▶ [GIVEN TASK]: Pick out and copy every line below that has the word "become".
--------------------
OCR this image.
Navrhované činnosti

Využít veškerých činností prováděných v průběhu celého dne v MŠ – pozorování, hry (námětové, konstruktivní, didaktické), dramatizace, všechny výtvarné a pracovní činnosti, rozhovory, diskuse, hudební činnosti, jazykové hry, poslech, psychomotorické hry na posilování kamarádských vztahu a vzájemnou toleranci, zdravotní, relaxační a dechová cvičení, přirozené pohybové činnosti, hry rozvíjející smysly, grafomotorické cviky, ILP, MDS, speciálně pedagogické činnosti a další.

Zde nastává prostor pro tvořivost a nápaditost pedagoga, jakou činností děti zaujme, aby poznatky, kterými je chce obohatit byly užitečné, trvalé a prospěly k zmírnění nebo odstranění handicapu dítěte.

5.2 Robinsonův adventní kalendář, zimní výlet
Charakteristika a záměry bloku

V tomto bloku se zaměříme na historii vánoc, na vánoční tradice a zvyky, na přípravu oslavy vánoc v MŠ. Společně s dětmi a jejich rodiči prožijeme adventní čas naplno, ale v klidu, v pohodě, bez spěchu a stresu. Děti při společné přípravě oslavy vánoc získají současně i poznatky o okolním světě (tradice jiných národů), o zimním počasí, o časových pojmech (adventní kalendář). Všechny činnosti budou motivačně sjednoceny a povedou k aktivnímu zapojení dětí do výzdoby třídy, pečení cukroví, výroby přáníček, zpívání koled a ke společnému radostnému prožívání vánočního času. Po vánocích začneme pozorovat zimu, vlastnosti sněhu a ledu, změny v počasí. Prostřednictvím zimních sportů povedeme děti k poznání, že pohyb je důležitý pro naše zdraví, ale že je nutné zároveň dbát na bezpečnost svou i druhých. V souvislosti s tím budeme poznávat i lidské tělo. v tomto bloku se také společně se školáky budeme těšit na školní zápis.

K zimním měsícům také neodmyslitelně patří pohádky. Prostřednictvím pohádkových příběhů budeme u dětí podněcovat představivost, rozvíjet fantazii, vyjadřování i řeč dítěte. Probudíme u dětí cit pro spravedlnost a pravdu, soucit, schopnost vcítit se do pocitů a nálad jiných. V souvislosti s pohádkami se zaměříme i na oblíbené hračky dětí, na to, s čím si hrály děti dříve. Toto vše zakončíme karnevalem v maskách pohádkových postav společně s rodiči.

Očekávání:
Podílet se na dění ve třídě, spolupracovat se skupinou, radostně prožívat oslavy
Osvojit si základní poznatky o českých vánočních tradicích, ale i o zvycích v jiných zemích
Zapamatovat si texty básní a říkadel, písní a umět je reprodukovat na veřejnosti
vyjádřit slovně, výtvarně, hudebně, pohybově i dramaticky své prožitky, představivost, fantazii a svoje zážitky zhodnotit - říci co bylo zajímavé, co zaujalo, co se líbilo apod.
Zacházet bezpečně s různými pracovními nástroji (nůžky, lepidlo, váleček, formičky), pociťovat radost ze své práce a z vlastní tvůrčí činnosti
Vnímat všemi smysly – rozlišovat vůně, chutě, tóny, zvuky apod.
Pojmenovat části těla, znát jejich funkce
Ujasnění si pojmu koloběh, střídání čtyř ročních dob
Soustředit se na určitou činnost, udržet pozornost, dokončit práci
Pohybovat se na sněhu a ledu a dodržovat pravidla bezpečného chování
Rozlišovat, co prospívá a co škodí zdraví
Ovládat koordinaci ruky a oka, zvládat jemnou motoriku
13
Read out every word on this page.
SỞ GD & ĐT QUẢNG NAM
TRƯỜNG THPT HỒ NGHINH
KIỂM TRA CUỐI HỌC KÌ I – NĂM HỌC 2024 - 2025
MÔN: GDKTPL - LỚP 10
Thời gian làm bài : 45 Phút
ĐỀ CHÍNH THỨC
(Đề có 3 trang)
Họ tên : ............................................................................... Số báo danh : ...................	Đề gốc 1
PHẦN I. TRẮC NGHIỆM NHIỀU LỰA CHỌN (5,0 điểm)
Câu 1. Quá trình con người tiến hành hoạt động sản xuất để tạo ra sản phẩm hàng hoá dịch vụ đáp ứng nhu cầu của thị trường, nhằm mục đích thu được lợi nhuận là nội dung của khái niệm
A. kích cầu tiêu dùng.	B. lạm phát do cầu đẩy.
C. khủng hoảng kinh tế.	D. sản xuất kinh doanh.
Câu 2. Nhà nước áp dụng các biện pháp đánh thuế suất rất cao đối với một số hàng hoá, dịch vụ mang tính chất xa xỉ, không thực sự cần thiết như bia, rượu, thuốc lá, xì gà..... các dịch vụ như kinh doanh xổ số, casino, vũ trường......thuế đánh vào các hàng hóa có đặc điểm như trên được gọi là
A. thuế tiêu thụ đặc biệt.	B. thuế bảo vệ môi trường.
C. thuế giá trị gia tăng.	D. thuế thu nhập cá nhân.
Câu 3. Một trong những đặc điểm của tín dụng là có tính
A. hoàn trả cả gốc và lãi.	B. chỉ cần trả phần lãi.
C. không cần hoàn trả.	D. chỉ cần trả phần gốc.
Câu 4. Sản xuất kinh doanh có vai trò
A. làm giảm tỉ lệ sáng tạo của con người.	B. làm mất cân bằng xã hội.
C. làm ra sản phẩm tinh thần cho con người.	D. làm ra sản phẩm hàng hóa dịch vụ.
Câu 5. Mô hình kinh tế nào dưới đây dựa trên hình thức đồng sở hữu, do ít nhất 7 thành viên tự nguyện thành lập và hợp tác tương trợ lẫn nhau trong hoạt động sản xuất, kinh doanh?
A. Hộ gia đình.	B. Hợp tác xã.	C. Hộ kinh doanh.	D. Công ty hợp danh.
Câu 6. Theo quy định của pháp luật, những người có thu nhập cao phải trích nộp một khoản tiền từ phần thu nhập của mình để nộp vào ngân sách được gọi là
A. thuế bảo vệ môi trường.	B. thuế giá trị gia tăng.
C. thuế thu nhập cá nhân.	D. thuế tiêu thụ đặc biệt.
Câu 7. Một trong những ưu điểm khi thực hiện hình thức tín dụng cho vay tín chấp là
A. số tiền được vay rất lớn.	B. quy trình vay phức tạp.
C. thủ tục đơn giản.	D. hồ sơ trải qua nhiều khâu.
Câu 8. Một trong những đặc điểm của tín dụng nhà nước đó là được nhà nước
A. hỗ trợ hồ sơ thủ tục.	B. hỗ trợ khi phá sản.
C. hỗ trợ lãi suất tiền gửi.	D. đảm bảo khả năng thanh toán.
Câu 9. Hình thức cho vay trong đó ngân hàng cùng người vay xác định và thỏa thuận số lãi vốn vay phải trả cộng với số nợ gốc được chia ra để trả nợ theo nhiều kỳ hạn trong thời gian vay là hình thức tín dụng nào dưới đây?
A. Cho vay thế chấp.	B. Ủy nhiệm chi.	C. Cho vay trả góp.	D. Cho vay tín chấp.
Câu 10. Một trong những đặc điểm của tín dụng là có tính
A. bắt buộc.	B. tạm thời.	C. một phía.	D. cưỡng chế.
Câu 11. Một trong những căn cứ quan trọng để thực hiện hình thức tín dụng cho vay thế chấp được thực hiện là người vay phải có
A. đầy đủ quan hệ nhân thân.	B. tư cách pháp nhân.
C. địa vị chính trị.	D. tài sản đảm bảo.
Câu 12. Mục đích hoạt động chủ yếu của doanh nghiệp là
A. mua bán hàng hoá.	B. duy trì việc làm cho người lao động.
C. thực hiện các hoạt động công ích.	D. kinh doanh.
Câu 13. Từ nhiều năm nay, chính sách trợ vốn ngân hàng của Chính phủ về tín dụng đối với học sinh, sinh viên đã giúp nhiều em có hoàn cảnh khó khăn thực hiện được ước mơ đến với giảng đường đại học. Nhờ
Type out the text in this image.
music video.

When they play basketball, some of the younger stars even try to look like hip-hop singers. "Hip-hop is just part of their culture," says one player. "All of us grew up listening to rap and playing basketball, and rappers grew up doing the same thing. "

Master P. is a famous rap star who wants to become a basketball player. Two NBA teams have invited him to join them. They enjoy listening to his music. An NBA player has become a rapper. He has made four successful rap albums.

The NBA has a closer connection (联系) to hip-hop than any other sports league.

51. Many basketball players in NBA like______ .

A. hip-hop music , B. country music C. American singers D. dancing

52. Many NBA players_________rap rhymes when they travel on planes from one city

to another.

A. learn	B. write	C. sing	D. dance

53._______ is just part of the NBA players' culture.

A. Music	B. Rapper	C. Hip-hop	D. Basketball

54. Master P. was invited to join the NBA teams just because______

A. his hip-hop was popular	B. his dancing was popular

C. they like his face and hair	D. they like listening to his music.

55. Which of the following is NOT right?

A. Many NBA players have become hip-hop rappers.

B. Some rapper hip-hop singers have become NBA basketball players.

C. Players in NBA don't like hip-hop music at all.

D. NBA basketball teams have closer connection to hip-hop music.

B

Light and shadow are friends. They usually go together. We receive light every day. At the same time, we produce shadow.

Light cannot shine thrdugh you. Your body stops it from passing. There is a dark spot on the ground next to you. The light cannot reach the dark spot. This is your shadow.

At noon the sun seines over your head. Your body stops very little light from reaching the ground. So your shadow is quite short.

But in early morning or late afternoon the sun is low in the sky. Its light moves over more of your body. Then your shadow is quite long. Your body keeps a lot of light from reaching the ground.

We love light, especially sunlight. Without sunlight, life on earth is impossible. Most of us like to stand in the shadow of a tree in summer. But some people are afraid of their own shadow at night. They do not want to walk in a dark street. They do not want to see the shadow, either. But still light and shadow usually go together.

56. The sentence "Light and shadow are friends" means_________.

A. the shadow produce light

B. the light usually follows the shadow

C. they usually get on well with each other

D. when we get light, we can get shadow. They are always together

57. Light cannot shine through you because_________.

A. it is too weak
--------------------
▶ [FINAL RESULT]:
Master P. is a famous rap star who wants to become a basketball player. Two NBA teams have invited him to join them. They enjoy listening to his music. An NBA player has become a rapper. He has made four successful rap albums.
A. Many NBA players have become hip-hop rappers.
B. Some rapper hip-hop singers have become NBA basketball players.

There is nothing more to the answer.